▶ Your instructions
Output all the entries word for word. Omit the pictures.

▶ Extracted entries
*-*-*

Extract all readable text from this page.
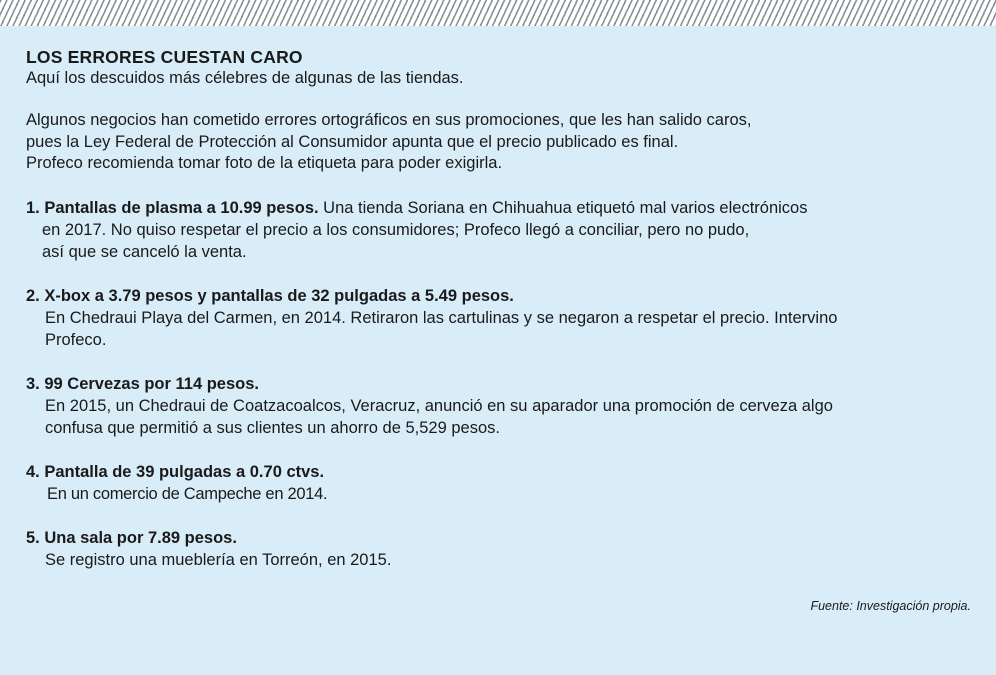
LOS ERRORES CUESTAN CARO
Aquí los descuidos más célebres de algunas de las tiendas.
Algunos negocios han cometido errores ortográficos en sus promociones, que les han salido caros,
pues la Ley Federal de Protección al Consumidor apunta que el precio publicado es final.
Profeco recomienda tomar foto de la etiqueta para poder exigirla.
1. Pantallas de plasma a 10.99 pesos. Una tienda Soriana en Chihuahua etiquetó mal varios electrónicos
en 2017. No quiso respetar el precio a los consumidores; Profeco llegó a conciliar, pero no pudo,
así que se canceló la venta.
2. X-box a 3.79 pesos y pantallas de 32 pulgadas a 5.49 pesos.
En Chedraui Playa del Carmen, en 2014. Retiraron las cartulinas y se negaron a respetar el precio. Intervino
Profeco.
3. 99 Cervezas por 114 pesos.
En 2015, un Chedraui de Coatzacoalcos, Veracruz, anunció en su aparador una promoción de cerveza algo
confusa que permitió a sus clientes un ahorro de 5,529 pesos.
4. Pantalla de 39 pulgadas a 0.70 ctvs.
En un comercio de Campeche en 2014.
5. Una sala por 7.89 pesos.
Se registro una mueblería en Torreón, en 2015.
Fuente: Investigación propia.
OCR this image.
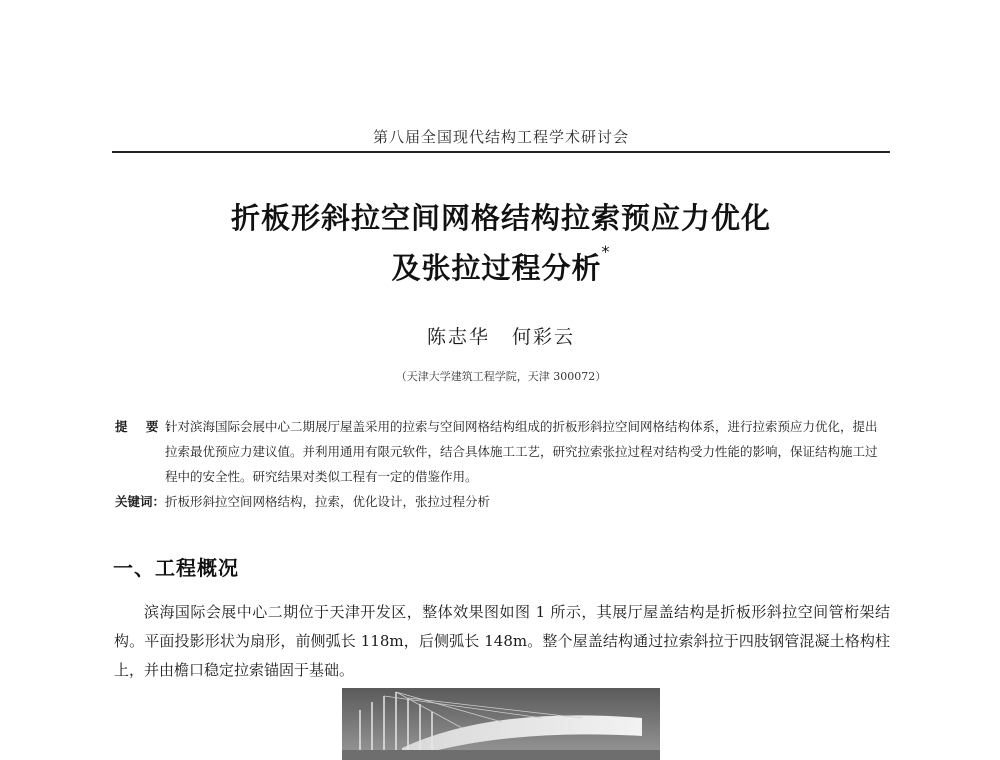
第八届全国现代结构工程学术研讨会
折板形斜拉空间网格结构拉索预应力优化
及张拉过程分析*
陈志华 何彩云
（天津大学建筑工程学院，天津 300072）
提 要：
针对滨海国际会展中心二期展厅屋盖采用的拉索与空间网格结构组成的折板形斜拉空间网格结构体系，进行拉索预应力优化，提出拉索最优预应力建议值。并利用通用有限元软件，结合具体施工工艺，研究拉索张拉过程对结构受力性能的影响，保证结构施工过程中的安全性。研究结果对类似工程有一定的借鉴作用。
关键词：折板形斜拉空间网格结构，拉索，优化设计，张拉过程分析
一、工程概况
滨海国际会展中心二期位于天津开发区，整体效果图如图 1 所示，其展厅屋盖结构是折板形斜拉空间管桁架结构。平面投影形状为扇形，前侧弧长 118m，后侧弧长 148m。整个屋盖结构通过拉索斜拉于四肢钢管混凝土格构柱上，并由檐口稳定拉索锚固于基础。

*-*-*

▶ Answer to this task
Extract all readable text from this page.
LOS ERRORES CUESTAN CARO
Aquí los descuidos más célebres de algunas de las tiendas.
Algunos negocios han cometido errores ortográficos en sus promociones, que les han salido caros,
pues la Ley Federal de Protección al Consumidor apunta que el precio publicado es final.
Profeco recomienda tomar foto de la etiqueta para poder exigirla.
1. Pantallas de plasma a 10.99 pesos. Una tienda Soriana en Chihuahua etiquetó mal varios electrónicos
en 2017. No quiso respetar el precio a los consumidores; Profeco llegó a conciliar, pero no pudo,
así que se canceló la venta.
2. X-box a 3.79 pesos y pantallas de 32 pulgadas a 5.49 pesos.
En Chedraui Playa del Carmen, en 2014. Retiraron las cartulinas y se negaron a respetar el precio. Intervino
Profeco.
3. 99 Cervezas por 114 pesos.
En 2015, un Chedraui de Coatzacoalcos, Veracruz, anunció en su aparador una promoción de cerveza algo
confusa que permitió a sus clientes un ahorro de 5,529 pesos.
4. Pantalla de 39 pulgadas a 0.70 ctvs.
En un comercio de Campeche en 2014.
5. Una sala por 7.89 pesos.
Se registro una mueblería en Torreón, en 2015.
Fuente: Investigación propia.
OCR this image.
第八届全国现代结构工程学术研讨会
折板形斜拉空间网格结构拉索预应力优化
及张拉过程分析*
陈志华 何彩云
（天津大学建筑工程学院，天津 300072）
提 要：
针对滨海国际会展中心二期展厅屋盖采用的拉索与空间网格结构组成的折板形斜拉空间网格结构体系，进行拉索预应力优化，提出拉索最优预应力建议值。并利用通用有限元软件，结合具体施工工艺，研究拉索张拉过程对结构受力性能的影响，保证结构施工过程中的安全性。研究结果对类似工程有一定的借鉴作用。
关键词：折板形斜拉空间网格结构，拉索，优化设计，张拉过程分析
一、工程概况
滨海国际会展中心二期位于天津开发区，整体效果图如图 1 所示，其展厅屋盖结构是折板形斜拉空间管桁架结构。平面投影形状为扇形，前侧弧长 118m，后侧弧长 148m。整个屋盖结构通过拉索斜拉于四肢钢管混凝土格构柱上，并由檐口稳定拉索锚固于基础。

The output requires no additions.